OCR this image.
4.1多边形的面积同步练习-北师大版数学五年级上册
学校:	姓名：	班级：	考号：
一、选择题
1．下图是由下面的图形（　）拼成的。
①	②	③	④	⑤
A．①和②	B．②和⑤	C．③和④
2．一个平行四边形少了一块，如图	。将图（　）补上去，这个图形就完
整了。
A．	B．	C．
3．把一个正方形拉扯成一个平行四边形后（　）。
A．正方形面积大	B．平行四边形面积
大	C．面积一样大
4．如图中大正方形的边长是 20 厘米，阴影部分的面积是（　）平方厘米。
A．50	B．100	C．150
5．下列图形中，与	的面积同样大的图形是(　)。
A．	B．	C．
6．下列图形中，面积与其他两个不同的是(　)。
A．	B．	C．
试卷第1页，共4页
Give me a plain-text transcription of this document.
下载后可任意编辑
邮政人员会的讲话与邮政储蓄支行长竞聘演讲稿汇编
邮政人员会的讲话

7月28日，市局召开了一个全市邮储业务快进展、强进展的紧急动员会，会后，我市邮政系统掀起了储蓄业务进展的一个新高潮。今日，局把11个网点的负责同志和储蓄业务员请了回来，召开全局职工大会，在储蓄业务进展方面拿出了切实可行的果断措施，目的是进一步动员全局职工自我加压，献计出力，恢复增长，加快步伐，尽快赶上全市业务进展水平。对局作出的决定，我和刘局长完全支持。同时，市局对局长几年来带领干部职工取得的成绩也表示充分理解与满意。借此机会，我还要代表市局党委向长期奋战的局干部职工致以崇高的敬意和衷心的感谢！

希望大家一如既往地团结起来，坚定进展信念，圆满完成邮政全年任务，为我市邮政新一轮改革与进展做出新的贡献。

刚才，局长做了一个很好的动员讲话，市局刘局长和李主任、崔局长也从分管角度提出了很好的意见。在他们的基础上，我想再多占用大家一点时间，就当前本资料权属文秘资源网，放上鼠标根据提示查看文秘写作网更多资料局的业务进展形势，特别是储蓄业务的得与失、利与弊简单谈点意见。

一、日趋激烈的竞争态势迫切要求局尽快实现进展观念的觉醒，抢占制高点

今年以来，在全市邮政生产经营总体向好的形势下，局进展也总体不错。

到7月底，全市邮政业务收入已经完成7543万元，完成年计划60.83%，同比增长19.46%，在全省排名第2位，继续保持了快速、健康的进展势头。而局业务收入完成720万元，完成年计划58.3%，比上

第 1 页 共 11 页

__________________________________________________

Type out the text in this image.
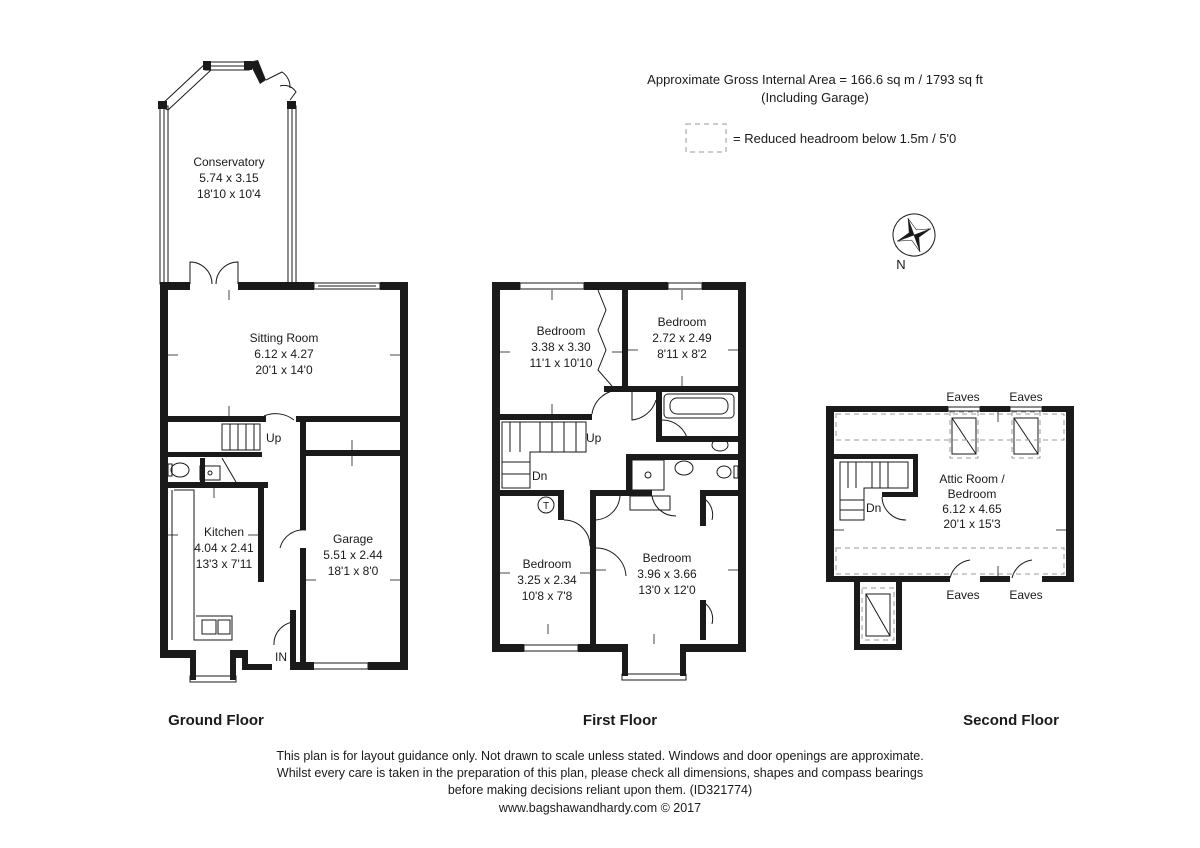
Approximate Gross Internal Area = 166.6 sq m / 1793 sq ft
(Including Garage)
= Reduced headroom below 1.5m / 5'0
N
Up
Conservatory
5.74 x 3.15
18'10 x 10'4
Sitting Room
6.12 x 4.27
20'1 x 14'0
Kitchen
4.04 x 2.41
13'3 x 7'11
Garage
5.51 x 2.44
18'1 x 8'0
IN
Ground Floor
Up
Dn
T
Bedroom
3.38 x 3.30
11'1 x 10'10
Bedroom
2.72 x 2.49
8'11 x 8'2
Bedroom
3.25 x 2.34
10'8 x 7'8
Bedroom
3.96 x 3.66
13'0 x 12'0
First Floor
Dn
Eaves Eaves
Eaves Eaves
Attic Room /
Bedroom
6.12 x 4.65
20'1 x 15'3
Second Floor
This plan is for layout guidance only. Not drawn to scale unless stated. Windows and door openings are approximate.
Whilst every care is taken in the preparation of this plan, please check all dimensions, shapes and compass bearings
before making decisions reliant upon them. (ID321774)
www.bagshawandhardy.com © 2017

__________________________________________________

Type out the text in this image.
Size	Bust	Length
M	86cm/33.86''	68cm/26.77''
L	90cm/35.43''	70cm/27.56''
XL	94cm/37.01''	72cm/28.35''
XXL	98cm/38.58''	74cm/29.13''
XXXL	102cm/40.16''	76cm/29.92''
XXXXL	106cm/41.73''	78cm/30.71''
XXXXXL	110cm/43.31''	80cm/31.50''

__________________________________________________

In the entries above, how many lines hold the word "plan"? State the number and nothing else.

2